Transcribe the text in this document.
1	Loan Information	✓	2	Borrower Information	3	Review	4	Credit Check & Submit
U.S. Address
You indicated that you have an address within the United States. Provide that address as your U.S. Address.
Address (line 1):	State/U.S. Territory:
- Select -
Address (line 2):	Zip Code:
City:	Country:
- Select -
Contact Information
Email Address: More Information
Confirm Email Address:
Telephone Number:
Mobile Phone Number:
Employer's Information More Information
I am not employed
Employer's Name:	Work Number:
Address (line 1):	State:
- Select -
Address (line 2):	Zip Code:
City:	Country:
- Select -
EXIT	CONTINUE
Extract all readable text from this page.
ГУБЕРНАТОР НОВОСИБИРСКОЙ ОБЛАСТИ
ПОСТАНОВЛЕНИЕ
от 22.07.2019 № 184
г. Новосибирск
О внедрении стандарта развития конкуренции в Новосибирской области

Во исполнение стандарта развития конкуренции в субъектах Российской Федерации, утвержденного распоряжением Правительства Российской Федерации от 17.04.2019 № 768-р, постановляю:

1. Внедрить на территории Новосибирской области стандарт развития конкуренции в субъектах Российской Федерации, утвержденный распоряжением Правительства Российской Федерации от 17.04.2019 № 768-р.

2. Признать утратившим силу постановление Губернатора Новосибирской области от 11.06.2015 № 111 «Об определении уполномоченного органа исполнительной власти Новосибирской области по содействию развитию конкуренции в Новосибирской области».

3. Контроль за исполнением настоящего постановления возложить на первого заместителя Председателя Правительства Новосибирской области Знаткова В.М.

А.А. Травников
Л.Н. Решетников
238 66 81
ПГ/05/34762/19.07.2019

_PROBLEM TO SOLVE_
Extract each entry in full, exactly as given.

_TASK OUTPUT_
Transcribe the text in this document.
1	Loan Information	✓	2	Borrower Information	3	Review	4	Credit Check & Submit
U.S. Address
You indicated that you have an address within the United States. Provide that address as your U.S. Address.
Address (line 1):	State/U.S. Territory:
- Select -
Address (line 2):	Zip Code:
City:	Country:
- Select -
Contact Information
Email Address: More Information
Confirm Email Address:
Telephone Number:
Mobile Phone Number:
Employer's Information More Information
I am not employed
Employer's Name:	Work Number:
Address (line 1):	State:
- Select -
Address (line 2):	Zip Code:
City:	Country:
- Select -
EXIT	CONTINUE
Extract all readable text from this page.
ГУБЕРНАТОР НОВОСИБИРСКОЙ ОБЛАСТИ
ПОСТАНОВЛЕНИЕ
от 22.07.2019 № 184
г. Новосибирск
О внедрении стандарта развития конкуренции в Новосибирской области

Во исполнение стандарта развития конкуренции в субъектах Российской Федерации, утвержденного распоряжением Правительства Российской Федерации от 17.04.2019 № 768-р, постановляю:

1. Внедрить на территории Новосибирской области стандарт развития конкуренции в субъектах Российской Федерации, утвержденный распоряжением Правительства Российской Федерации от 17.04.2019 № 768-р.

2. Признать утратившим силу постановление Губернатора Новосибирской области от 11.06.2015 № 111 «Об определении уполномоченного органа исполнительной власти Новосибирской области по содействию развитию конкуренции в Новосибирской области».

3. Контроль за исполнением настоящего постановления возложить на первого заместителя Председателя Правительства Новосибирской области Знаткова В.М.

А.А. Травников
Л.Н. Решетников
238 66 81
ПГ/05/34762/19.07.2019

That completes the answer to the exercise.